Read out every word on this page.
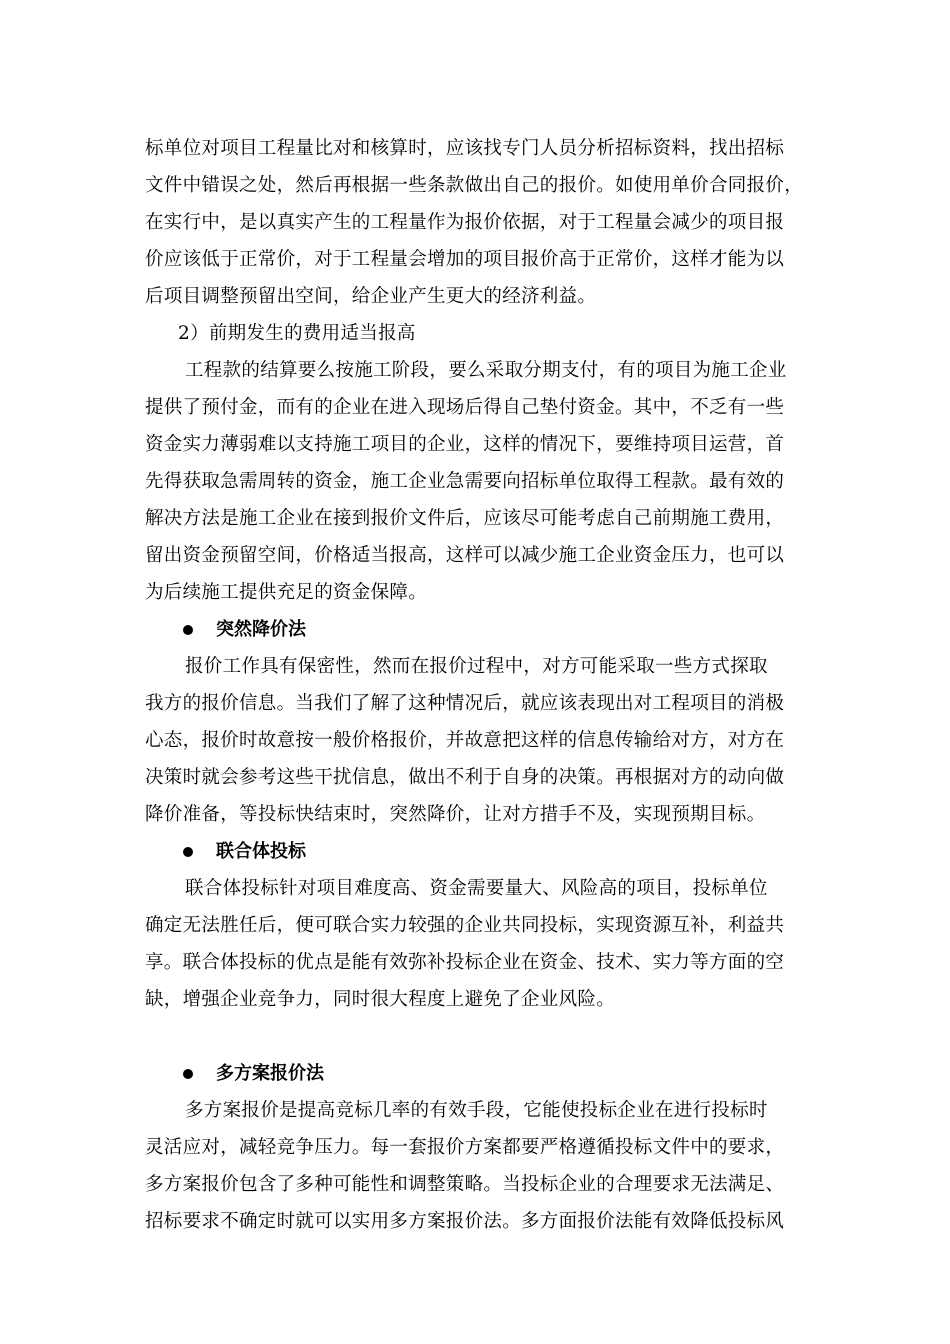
标单位对项目工程量比对和核算时，应该找专门人员分析招标资料，找出招标
文件中错误之处，然后再根据一些条款做出自己的报价。如使用单价合同报价，
在实行中，是以真实产生的工程量作为报价依据，对于工程量会减少的项目报
价应该低于正常价，对于工程量会增加的项目报价高于正常价，这样才能为以
后项目调整预留出空间，给企业产生更大的经济利益。
2）前期发生的费用适当报高
工程款的结算要么按施工阶段，要么采取分期支付，有的项目为施工企业
提供了预付金，而有的企业在进入现场后得自己垫付资金。其中，不乏有一些
资金实力薄弱难以支持施工项目的企业，这样的情况下，要维持项目运营，首
先得获取急需周转的资金，施工企业急需要向招标单位取得工程款。最有效的
解决方法是施工企业在接到报价文件后，应该尽可能考虑自己前期施工费用，
留出资金预留空间，价格适当报高，这样可以减少施工企业资金压力，也可以
为后续施工提供充足的资金保障。
突然降价法
报价工作具有保密性，然而在报价过程中，对方可能采取一些方式探取
我方的报价信息。当我们了解了这种情况后，就应该表现出对工程项目的消极
心态，报价时故意按一般价格报价，并故意把这样的信息传输给对方，对方在
决策时就会参考这些干扰信息，做出不利于自身的决策。再根据对方的动向做
降价准备，等投标快结束时，突然降价，让对方措手不及，实现预期目标。
联合体投标
联合体投标针对项目难度高、资金需要量大、风险高的项目，投标单位
确定无法胜任后，便可联合实力较强的企业共同投标，实现资源互补，利益共
享。联合体投标的优点是能有效弥补投标企业在资金、技术、实力等方面的空
缺，增强企业竞争力，同时很大程度上避免了企业风险。
多方案报价法
多方案报价是提高竞标几率的有效手段，它能使投标企业在进行投标时
灵活应对，减轻竞争压力。每一套报价方案都要严格遵循投标文件中的要求，
多方案报价包含了多种可能性和调整策略。当投标企业的合理要求无法满足、
招标要求不确定时就可以实用多方案报价法。多方面报价法能有效降低投标风
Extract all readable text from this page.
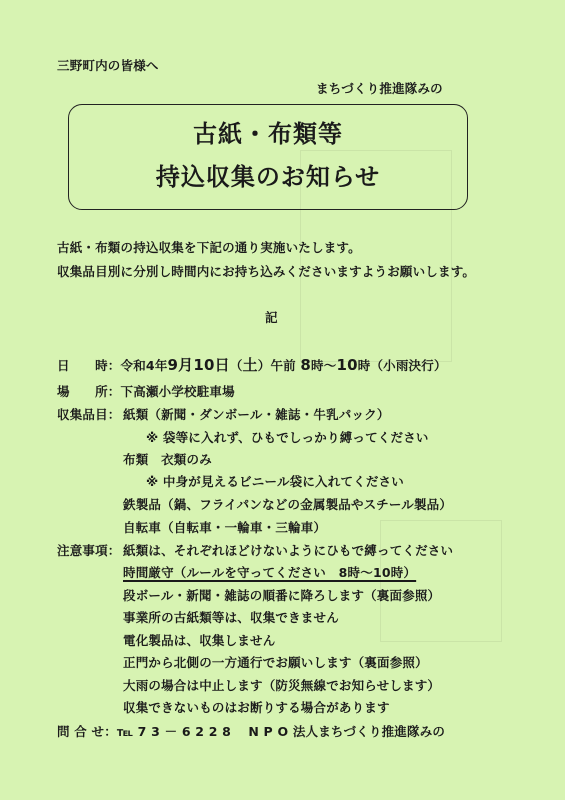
三野町内の皆様へ
まちづくり推進隊みの
古紙・布類等
持込収集のお知らせ
古紙・布類の持込収集を下記の通り実施いたします。
収集品目別に分別し時間内にお持ち込みくださいますようお願いします。
記
日　　時：令和4年9月10日（土）午前 8時～10時（小雨決行）
場　　所：下高瀬小学校駐車場
収集品目： 紙類（新聞・ダンボール・雑誌・牛乳パック）
※ 袋等に入れず、ひもでしっかり縛ってください
布類　衣類のみ
※ 中身が見えるビニール袋に入れてください
鉄製品（鍋、フライパンなどの金属製品やスチール製品）
自転車（自転車・一輪車・三輪車）
注意事項： 紙類は、それぞれほどけないようにひもで縛ってください
時間厳守（ルールを守ってください　8時～10時）
段ボール・新聞・雑誌の順番に降ろします（裏面参照）
事業所の古紙類等は、収集できません
電化製品は、収集しません
正門から北側の一方通行でお願いします（裏面参照）
大雨の場合は中止します（防災無線でお知らせします）
収集できないものはお断りする場合があります
問 合 せ：℡ 7 3 － 6 2 2 8　 N P O 法人まちづくり推進隊みの
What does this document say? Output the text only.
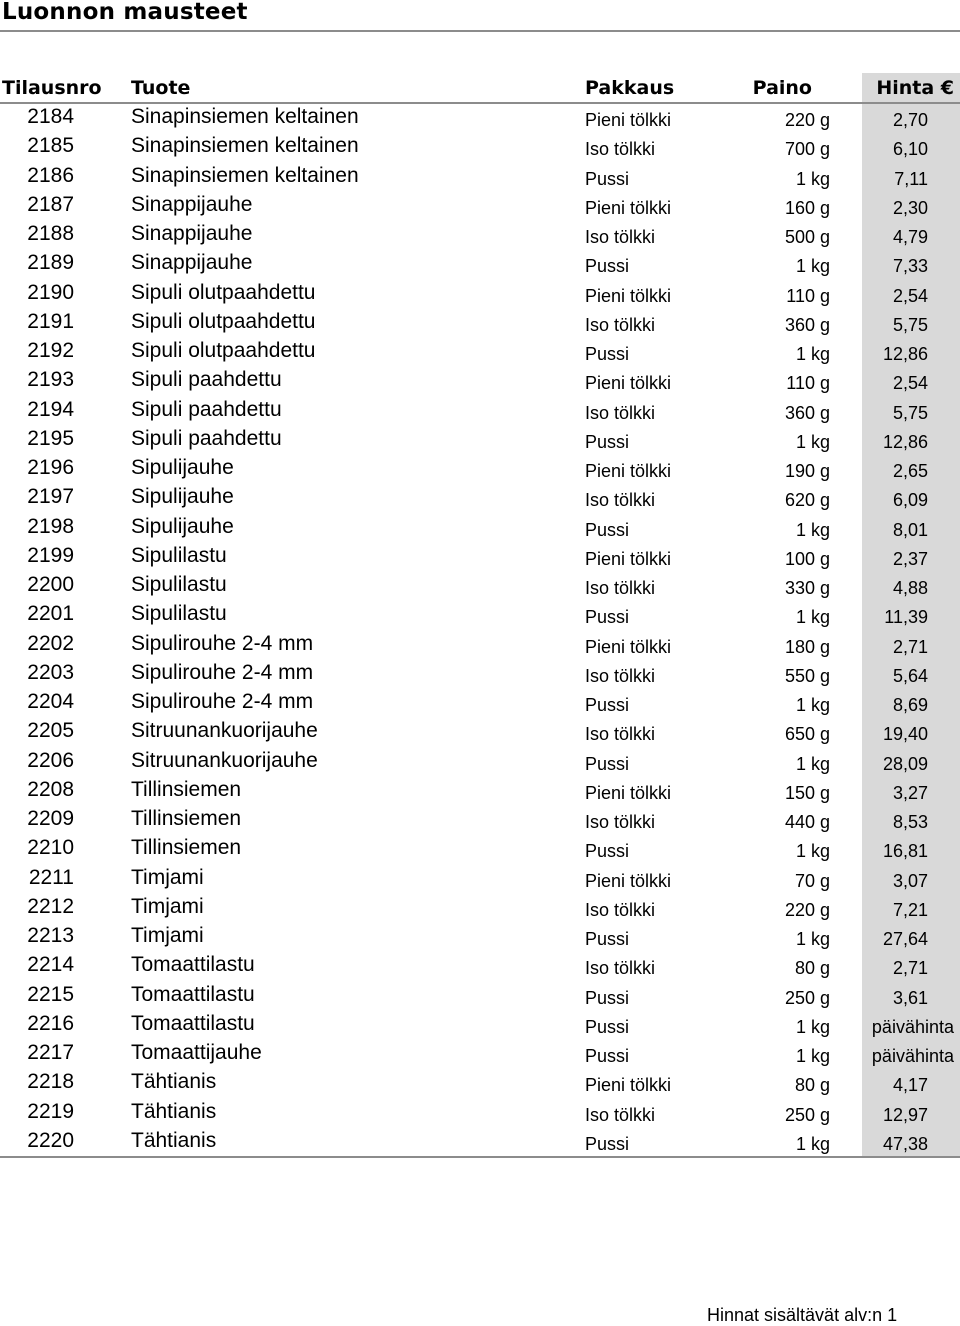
Luonnon mausteet
Tilausnro Tuote	Pakkaus	Paino	Hinta €
2184	Sinapinsiemen keltainen	Pieni tölkki	220 g	2,70
2185	Sinapinsiemen keltainen	Iso tölkki	700 g	6,10
2186	Sinapinsiemen keltainen	Pussi	1 kg	7,11
2187	Sinappijauhe	Pieni tölkki	160 g	2,30
2188	Sinappijauhe	Iso tölkki	500 g	4,79
2189	Sinappijauhe	Pussi	1 kg	7,33
2190	Sipuli olutpaahdettu	Pieni tölkki	110 g	2,54
2191	Sipuli olutpaahdettu	Iso tölkki	360 g	5,75
2192	Sipuli olutpaahdettu	Pussi	1 kg	12,86
2193	Sipuli paahdettu	Pieni tölkki	110 g	2,54
2194	Sipuli paahdettu	Iso tölkki	360 g	5,75
2195	Sipuli paahdettu	Pussi	1 kg	12,86
2196	Sipulijauhe	Pieni tölkki	190 g	2,65
2197	Sipulijauhe	Iso tölkki	620 g	6,09
2198	Sipulijauhe	Pussi	1 kg	8,01
2199	Sipulilastu	Pieni tölkki	100 g	2,37
2200	Sipulilastu	Iso tölkki	330 g	4,88
2201	Sipulilastu	Pussi	1 kg	11,39
2202	Sipulirouhe 2-4 mm	Pieni tölkki	180 g	2,71
2203	Sipulirouhe 2-4 mm	Iso tölkki	550 g	5,64
2204	Sipulirouhe 2-4 mm	Pussi	1 kg	8,69
2205	Sitruunankuorijauhe	Iso tölkki	650 g	19,40
2206	Sitruunankuorijauhe	Pussi	1 kg	28,09
2208	Tillinsiemen	Pieni tölkki	150 g	3,27
2209	Tillinsiemen	Iso tölkki	440 g	8,53
2210	Tillinsiemen	Pussi	1 kg	16,81
2211	Timjami	Pieni tölkki	70 g	3,07
2212	Timjami	Iso tölkki	220 g	7,21
2213	Timjami	Pussi	1 kg	27,64
2214	Tomaattilastu	Iso tölkki	80 g	2,71
2215	Tomaattilastu	Pussi	250 g	3,61
2216	Tomaattilastu	Pussi	1 kg	päivähinta
2217	Tomaattijauhe	Pussi	1 kg	päivähinta
2218	Tähtianis	Pieni tölkki	80 g	4,17
2219	Tähtianis	Iso tölkki	250 g	12,97
2220	Tähtianis	Pussi	1 kg	47,38
Hinnat sisältävät alv:n 1
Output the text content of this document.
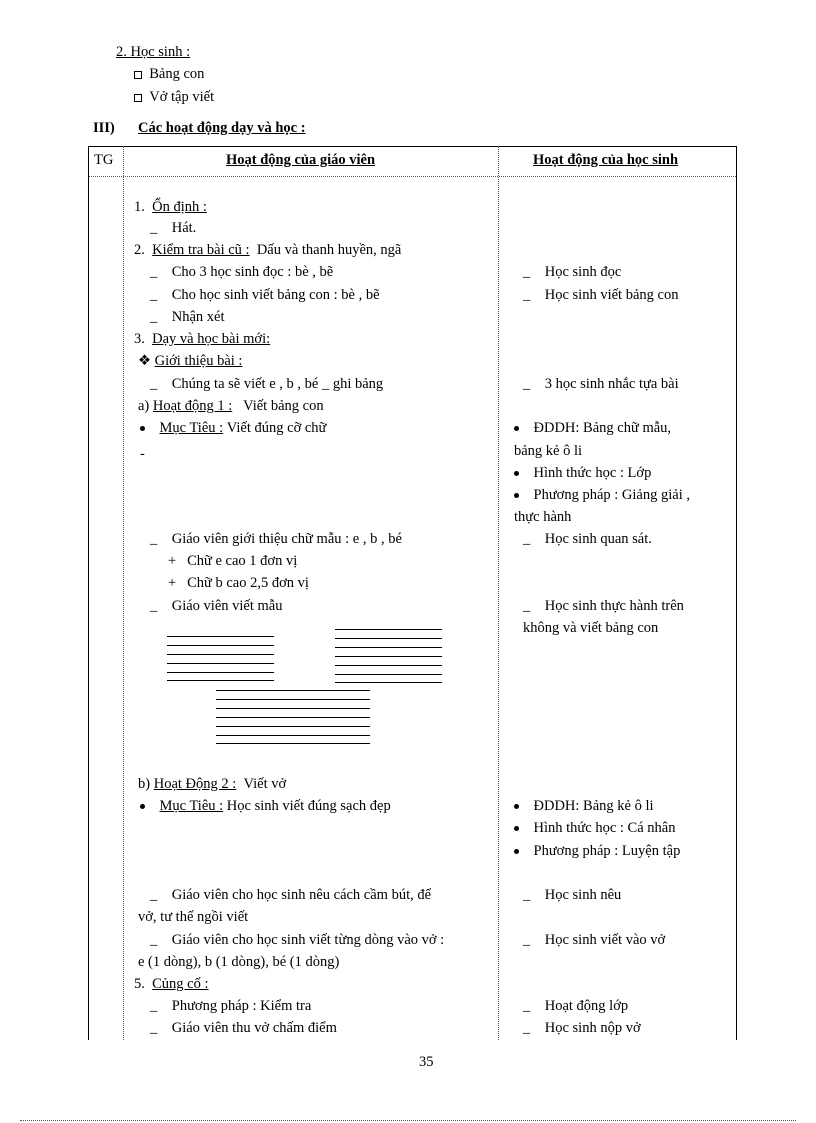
2. Học sinh :
Bảng con
Vở tập viết
III) Các hoạt động dạy và học :
TG	Hoạt động của giáo viên	Hoạt động của học sinh
1. Ổn định :
_ Hát.
2. Kiểm tra bài cũ : Dấu và thanh huyền, ngã
_ Cho 3 học sinh đọc : bè , bẽ
_ Cho học sinh viết bảng con : bè , bẽ
_ Nhận xét
3. Dạy và học bài mới:
❖ Giới thiệu bài :
_ Chúng ta sẽ viết e , b , bé _ ghi bảng
a) Hoạt động 1 : Viết bảng con
Mục Tiêu : Viết đúng cỡ chữ
-
_ Giáo viên giới thiệu chữ mẫu : e , b , bé
+ Chữ e cao 1 đơn vị
+ Chữ b cao 2,5 đơn vị
_ Giáo viên viết mẫu
b) Hoạt Động 2 : Viết vở
Mục Tiêu : Học sinh viết đúng sạch đẹp
_ Giáo viên cho học sinh nêu cách cầm bút, để
vở, tư thế ngồi viết
_ Giáo viên cho học sinh viết từng dòng vào vở :
e (1 dòng), b (1 dòng), bé (1 dòng)
5. Củng cố :
_ Phương pháp : Kiểm tra
_ Giáo viên thu vở chấm điểm
_ Học sinh đọc
_ Học sinh viết bảng con
_ 3 học sinh nhắc tựa bài
ĐDDH: Bảng chữ mẫu,
bảng kẻ ô li
Hình thức học : Lớp
Phương pháp : Giảng giải ,
thực hành
_ Học sinh quan sát.
_ Học sinh thực hành trên
không và viết bảng con
ĐDDH: Bảng kẻ ô li
Hình thức học : Cá nhân
Phương pháp : Luyện tập
_ Học sinh nêu
_ Học sinh viết vào vở
_ Hoạt động lớp
_ Học sinh nộp vở
35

> _Problem description_
Make an exact copy of only those lines that run from the line with "Output the text content of this document." through the end of the records, excluding pictures.

> _Worked answer_
Output the text content of this document.
2. Học sinh :
Bảng con
Vở tập viết
III) Các hoạt động dạy và học :
TG	Hoạt động của giáo viên	Hoạt động của học sinh
1. Ổn định :
_ Hát.
2. Kiểm tra bài cũ : Dấu và thanh huyền, ngã
_ Cho 3 học sinh đọc : bè , bẽ
_ Cho học sinh viết bảng con : bè , bẽ
_ Nhận xét
3. Dạy và học bài mới:
❖ Giới thiệu bài :
_ Chúng ta sẽ viết e , b , bé _ ghi bảng
a) Hoạt động 1 : Viết bảng con
Mục Tiêu : Viết đúng cỡ chữ
-
_ Giáo viên giới thiệu chữ mẫu : e , b , bé
+ Chữ e cao 1 đơn vị
+ Chữ b cao 2,5 đơn vị
_ Giáo viên viết mẫu
b) Hoạt Động 2 : Viết vở
Mục Tiêu : Học sinh viết đúng sạch đẹp
_ Giáo viên cho học sinh nêu cách cầm bút, để
vở, tư thế ngồi viết
_ Giáo viên cho học sinh viết từng dòng vào vở :
e (1 dòng), b (1 dòng), bé (1 dòng)
5. Củng cố :
_ Phương pháp : Kiểm tra
_ Giáo viên thu vở chấm điểm
_ Học sinh đọc
_ Học sinh viết bảng con
_ 3 học sinh nhắc tựa bài
ĐDDH: Bảng chữ mẫu,
bảng kẻ ô li
Hình thức học : Lớp
Phương pháp : Giảng giải ,
thực hành
_ Học sinh quan sát.
_ Học sinh thực hành trên
không và viết bảng con
ĐDDH: Bảng kẻ ô li
Hình thức học : Cá nhân
Phương pháp : Luyện tập
_ Học sinh nêu
_ Học sinh viết vào vở
_ Hoạt động lớp
_ Học sinh nộp vở
35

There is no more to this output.